--- Start of THE DATA ---

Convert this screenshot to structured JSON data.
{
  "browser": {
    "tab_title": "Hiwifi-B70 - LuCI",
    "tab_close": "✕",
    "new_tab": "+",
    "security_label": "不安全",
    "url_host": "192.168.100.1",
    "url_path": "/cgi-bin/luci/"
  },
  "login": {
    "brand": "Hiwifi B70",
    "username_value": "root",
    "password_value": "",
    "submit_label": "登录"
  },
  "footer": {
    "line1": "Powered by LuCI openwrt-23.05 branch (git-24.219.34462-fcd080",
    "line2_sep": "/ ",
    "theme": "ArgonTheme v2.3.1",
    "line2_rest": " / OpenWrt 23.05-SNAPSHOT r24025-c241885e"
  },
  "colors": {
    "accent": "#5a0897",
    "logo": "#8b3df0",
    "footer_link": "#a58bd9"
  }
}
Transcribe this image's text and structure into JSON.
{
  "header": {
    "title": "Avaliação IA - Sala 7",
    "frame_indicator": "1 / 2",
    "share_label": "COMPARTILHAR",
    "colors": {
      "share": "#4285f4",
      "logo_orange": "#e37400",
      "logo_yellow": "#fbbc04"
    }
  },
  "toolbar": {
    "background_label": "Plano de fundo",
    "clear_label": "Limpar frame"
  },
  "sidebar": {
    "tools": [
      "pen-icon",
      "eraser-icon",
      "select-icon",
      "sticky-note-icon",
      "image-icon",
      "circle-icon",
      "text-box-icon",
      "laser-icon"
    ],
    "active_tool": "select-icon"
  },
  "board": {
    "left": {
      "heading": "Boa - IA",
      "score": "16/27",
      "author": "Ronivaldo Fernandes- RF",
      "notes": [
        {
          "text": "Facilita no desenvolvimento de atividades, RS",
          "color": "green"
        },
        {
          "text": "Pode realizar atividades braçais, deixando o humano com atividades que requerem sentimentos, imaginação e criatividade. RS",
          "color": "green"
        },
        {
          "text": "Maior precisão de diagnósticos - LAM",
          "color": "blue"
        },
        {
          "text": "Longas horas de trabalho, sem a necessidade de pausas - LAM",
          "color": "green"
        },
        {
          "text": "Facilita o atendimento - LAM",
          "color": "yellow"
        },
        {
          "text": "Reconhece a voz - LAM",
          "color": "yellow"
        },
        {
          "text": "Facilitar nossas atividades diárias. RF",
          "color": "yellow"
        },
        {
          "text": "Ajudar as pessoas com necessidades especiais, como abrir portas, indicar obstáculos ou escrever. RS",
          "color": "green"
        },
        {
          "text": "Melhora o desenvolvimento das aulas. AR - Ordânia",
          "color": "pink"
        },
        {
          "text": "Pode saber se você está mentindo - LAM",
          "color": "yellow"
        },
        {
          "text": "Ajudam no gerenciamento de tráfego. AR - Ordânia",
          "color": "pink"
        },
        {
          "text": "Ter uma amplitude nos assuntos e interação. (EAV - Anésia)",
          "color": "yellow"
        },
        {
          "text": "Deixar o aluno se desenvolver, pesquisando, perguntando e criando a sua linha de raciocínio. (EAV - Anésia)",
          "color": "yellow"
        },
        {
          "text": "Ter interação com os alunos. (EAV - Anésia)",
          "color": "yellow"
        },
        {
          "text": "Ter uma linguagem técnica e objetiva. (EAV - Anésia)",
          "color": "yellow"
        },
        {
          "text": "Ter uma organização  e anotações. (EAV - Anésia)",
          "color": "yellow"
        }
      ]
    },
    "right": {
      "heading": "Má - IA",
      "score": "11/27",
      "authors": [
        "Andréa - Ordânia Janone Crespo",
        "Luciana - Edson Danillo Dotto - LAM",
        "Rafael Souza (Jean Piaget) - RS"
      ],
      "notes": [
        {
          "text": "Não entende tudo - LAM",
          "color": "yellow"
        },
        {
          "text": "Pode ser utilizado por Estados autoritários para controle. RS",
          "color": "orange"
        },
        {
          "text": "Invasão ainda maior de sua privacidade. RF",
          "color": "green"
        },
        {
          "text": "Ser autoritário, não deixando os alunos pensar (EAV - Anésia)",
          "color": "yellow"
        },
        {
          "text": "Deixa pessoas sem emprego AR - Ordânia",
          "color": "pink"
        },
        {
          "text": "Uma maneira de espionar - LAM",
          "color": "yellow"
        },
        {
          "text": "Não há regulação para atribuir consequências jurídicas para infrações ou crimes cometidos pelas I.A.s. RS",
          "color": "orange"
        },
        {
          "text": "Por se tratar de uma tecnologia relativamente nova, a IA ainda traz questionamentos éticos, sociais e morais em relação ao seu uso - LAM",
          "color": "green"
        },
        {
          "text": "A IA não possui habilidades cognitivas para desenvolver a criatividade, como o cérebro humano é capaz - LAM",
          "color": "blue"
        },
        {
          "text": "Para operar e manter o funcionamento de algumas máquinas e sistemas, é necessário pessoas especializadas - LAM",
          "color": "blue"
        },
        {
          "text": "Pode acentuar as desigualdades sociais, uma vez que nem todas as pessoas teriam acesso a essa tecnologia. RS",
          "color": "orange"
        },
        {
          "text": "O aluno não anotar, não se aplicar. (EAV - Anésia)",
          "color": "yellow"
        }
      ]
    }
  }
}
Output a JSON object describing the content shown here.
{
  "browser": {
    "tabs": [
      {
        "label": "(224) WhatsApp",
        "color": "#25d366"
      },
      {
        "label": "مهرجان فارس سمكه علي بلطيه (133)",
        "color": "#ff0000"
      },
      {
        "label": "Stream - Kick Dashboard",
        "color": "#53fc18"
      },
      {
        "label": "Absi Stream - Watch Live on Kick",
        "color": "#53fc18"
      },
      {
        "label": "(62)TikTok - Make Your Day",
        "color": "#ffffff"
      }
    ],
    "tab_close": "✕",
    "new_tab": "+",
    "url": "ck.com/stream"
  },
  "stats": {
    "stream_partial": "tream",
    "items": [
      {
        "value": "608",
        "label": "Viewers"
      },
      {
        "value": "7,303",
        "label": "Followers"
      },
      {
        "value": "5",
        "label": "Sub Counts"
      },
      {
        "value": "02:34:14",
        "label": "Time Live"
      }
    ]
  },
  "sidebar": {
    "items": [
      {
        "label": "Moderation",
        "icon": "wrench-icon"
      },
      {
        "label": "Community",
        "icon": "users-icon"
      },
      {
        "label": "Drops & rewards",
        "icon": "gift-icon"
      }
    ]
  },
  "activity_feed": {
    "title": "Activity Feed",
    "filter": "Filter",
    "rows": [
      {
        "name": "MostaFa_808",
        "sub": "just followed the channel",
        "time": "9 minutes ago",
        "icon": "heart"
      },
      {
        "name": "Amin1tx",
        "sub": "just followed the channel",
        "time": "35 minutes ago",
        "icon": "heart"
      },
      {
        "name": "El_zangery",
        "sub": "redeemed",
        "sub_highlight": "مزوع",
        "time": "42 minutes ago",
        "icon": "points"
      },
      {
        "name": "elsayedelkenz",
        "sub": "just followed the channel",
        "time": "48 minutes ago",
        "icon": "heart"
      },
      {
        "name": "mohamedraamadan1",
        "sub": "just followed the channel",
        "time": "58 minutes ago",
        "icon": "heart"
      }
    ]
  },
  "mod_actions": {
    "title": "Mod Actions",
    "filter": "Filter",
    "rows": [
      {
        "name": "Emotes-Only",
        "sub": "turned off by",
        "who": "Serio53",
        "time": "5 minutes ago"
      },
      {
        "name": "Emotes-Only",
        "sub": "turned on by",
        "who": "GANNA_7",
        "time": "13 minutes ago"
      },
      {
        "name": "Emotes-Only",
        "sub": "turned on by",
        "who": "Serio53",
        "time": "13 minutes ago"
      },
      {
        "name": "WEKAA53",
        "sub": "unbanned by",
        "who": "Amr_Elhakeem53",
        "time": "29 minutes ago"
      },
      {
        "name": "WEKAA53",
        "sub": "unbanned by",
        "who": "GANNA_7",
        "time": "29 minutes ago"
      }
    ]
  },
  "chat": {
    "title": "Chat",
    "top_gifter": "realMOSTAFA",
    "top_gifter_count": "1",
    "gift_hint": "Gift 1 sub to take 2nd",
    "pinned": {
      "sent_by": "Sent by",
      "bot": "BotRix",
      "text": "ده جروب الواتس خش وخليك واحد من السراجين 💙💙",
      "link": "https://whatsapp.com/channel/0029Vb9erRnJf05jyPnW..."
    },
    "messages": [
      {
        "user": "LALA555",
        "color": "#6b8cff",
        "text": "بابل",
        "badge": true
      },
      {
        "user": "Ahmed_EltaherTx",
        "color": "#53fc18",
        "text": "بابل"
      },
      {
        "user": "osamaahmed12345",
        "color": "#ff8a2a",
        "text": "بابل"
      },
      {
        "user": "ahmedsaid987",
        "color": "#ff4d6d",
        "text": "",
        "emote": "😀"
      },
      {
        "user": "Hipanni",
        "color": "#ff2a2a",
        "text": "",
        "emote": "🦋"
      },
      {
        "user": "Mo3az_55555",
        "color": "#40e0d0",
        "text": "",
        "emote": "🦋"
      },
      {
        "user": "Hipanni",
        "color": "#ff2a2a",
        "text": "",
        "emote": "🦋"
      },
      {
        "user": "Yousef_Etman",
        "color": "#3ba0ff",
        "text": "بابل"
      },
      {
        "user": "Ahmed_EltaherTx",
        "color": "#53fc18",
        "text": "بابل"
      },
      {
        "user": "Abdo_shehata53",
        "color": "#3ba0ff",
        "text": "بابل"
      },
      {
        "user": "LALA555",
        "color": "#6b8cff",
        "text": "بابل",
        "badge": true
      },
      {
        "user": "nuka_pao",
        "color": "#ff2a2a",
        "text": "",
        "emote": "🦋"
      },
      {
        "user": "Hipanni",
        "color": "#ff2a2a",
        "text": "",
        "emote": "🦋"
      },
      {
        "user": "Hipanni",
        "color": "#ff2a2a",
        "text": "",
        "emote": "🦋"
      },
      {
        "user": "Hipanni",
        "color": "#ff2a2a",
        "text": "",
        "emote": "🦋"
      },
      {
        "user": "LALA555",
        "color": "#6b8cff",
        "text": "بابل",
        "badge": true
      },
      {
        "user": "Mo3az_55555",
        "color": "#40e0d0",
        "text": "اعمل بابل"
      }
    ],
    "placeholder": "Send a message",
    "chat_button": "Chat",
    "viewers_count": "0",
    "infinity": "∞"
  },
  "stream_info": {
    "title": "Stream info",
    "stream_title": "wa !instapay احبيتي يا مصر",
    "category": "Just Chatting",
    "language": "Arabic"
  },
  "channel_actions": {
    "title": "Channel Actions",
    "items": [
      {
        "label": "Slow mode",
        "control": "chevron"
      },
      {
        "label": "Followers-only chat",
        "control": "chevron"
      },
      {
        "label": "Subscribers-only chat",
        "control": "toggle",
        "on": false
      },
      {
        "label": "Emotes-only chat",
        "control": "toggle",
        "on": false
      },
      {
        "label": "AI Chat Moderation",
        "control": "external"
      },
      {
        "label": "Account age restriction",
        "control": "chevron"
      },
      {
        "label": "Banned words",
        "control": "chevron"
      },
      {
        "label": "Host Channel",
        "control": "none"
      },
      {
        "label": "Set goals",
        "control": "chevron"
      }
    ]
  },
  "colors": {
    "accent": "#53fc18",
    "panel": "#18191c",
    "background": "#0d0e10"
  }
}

--- End of THE DATA ---

= THE TASK =
Tally up the lines with the word "select" in them, and answer with that number by itself.

= COMPLETE OUTPUT =
2